*What to do*: Please output the records between the line containing "number-input-value: 346346 (348, 104, 410, 124)" and the line containing "rule-item: 2 The", inclusive, copying each line exactly.

*Materials provided*:
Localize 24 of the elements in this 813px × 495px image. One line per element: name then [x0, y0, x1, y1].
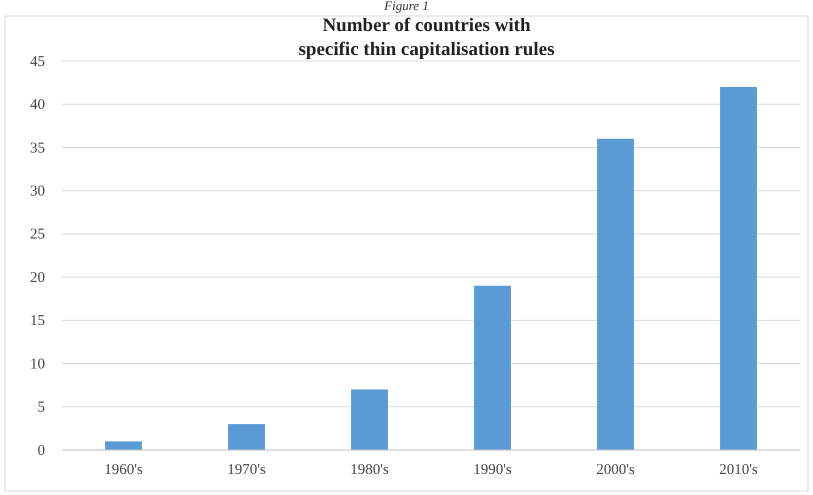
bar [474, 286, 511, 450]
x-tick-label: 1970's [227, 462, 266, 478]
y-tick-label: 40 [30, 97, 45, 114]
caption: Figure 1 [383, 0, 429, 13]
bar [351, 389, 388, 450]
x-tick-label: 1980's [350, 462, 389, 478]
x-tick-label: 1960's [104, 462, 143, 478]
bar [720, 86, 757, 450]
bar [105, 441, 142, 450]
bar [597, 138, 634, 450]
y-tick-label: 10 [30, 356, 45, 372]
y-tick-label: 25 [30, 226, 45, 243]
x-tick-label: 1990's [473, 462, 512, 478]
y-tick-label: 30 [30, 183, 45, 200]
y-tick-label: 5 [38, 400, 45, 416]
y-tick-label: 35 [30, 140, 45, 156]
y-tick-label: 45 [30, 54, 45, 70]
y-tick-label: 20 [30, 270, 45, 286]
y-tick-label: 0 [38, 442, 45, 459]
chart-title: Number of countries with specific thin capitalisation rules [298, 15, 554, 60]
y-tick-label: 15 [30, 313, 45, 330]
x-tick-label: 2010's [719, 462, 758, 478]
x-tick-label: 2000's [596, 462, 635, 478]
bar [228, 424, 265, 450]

==

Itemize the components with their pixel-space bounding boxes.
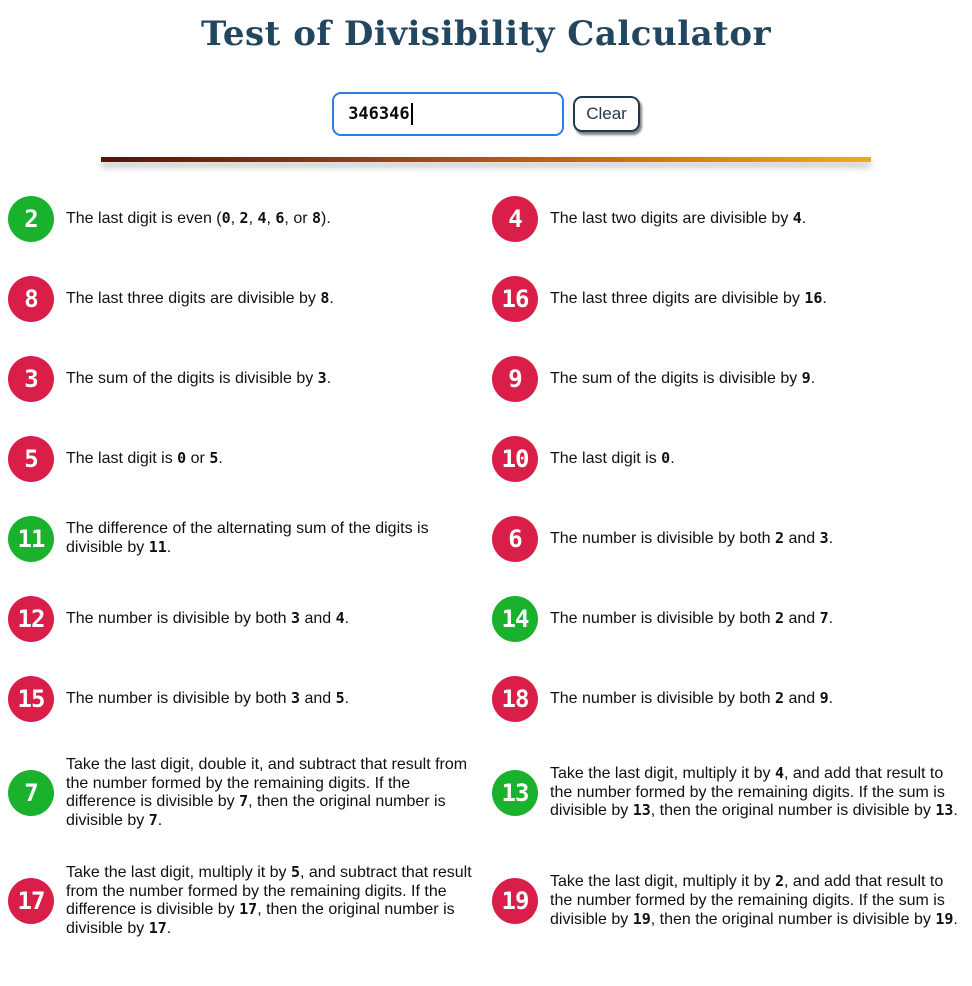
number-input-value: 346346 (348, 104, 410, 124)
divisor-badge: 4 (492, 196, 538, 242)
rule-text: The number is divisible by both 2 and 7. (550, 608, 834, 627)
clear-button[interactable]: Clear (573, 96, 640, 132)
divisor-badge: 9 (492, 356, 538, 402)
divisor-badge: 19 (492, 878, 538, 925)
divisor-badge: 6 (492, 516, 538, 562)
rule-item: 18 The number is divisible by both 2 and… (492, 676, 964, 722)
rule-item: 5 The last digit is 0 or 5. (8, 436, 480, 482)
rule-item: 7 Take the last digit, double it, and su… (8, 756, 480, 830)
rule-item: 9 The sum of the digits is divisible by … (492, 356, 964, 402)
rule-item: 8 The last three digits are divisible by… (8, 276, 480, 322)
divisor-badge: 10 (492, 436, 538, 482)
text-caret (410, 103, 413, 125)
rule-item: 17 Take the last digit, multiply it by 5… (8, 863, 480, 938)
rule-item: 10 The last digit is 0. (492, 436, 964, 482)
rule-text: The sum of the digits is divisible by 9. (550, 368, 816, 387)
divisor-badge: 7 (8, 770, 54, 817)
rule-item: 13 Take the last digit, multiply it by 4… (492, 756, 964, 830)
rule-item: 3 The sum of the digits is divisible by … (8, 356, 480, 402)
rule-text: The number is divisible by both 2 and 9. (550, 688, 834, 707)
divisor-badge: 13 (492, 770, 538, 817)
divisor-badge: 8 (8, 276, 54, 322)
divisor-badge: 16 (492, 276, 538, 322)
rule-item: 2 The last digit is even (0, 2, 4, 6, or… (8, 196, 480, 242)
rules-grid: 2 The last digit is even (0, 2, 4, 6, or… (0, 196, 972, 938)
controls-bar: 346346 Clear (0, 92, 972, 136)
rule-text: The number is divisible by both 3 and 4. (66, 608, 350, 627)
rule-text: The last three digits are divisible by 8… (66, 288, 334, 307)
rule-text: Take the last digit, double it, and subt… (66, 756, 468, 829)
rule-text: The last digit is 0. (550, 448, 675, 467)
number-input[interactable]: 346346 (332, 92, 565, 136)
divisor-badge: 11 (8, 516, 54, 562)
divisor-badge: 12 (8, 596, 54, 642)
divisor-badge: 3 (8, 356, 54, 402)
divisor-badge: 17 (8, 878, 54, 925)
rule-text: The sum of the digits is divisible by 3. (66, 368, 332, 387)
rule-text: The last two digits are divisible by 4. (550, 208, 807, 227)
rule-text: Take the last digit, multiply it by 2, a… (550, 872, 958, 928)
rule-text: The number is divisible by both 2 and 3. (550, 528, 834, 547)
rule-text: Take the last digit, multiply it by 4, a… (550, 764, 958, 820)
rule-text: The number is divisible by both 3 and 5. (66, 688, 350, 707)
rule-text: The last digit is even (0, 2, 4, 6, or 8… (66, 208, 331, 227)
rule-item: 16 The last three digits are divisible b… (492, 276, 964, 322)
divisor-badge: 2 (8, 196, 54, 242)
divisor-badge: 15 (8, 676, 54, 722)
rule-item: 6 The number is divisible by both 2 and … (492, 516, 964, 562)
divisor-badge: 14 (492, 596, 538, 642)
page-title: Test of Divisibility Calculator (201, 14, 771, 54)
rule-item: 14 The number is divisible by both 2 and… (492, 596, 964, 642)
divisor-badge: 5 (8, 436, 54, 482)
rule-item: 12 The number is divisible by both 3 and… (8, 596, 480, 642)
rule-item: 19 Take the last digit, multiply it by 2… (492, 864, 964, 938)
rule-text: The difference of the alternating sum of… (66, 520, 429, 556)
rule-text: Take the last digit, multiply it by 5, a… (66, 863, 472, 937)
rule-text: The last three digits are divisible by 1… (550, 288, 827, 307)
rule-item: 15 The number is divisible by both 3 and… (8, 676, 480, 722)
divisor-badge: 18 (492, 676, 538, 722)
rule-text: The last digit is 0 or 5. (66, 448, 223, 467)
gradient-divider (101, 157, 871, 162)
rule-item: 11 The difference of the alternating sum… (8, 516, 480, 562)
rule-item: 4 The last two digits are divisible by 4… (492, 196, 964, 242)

*Answer to this problem*:
number-input-value: 346346 (348, 104, 410, 124)
divisor-badge: 4 (492, 196, 538, 242)
rule-text: The number is divisible by both 2 and 7. (550, 608, 834, 627)
clear-button[interactable]: Clear (573, 96, 640, 132)
divisor-badge: 9 (492, 356, 538, 402)
divisor-badge: 19 (492, 878, 538, 925)
divisor-badge: 6 (492, 516, 538, 562)
rule-item: 18 The number is divisible by both 2 and… (492, 676, 964, 722)
rule-item: 5 The last digit is 0 or 5. (8, 436, 480, 482)
rule-item: 7 Take the last digit, double it, and su… (8, 756, 480, 830)
rule-item: 9 The sum of the digits is divisible by … (492, 356, 964, 402)
rule-item: 8 The last three digits are divisible by… (8, 276, 480, 322)
divisor-badge: 10 (492, 436, 538, 482)
text-caret (410, 103, 413, 125)
rule-item: 17 Take the last digit, multiply it by 5… (8, 863, 480, 938)
rule-item: 10 The last digit is 0. (492, 436, 964, 482)
rule-text: The sum of the digits is divisible by 9. (550, 368, 816, 387)
divisor-badge: 7 (8, 770, 54, 817)
rule-item: 13 Take the last digit, multiply it by 4… (492, 756, 964, 830)
rule-item: 3 The sum of the digits is divisible by … (8, 356, 480, 402)
rule-text: The number is divisible by both 2 and 9. (550, 688, 834, 707)
divisor-badge: 13 (492, 770, 538, 817)
divisor-badge: 8 (8, 276, 54, 322)
divisor-badge: 16 (492, 276, 538, 322)
rule-item: 2 The last digit is even (0, 2, 4, 6, or… (8, 196, 480, 242)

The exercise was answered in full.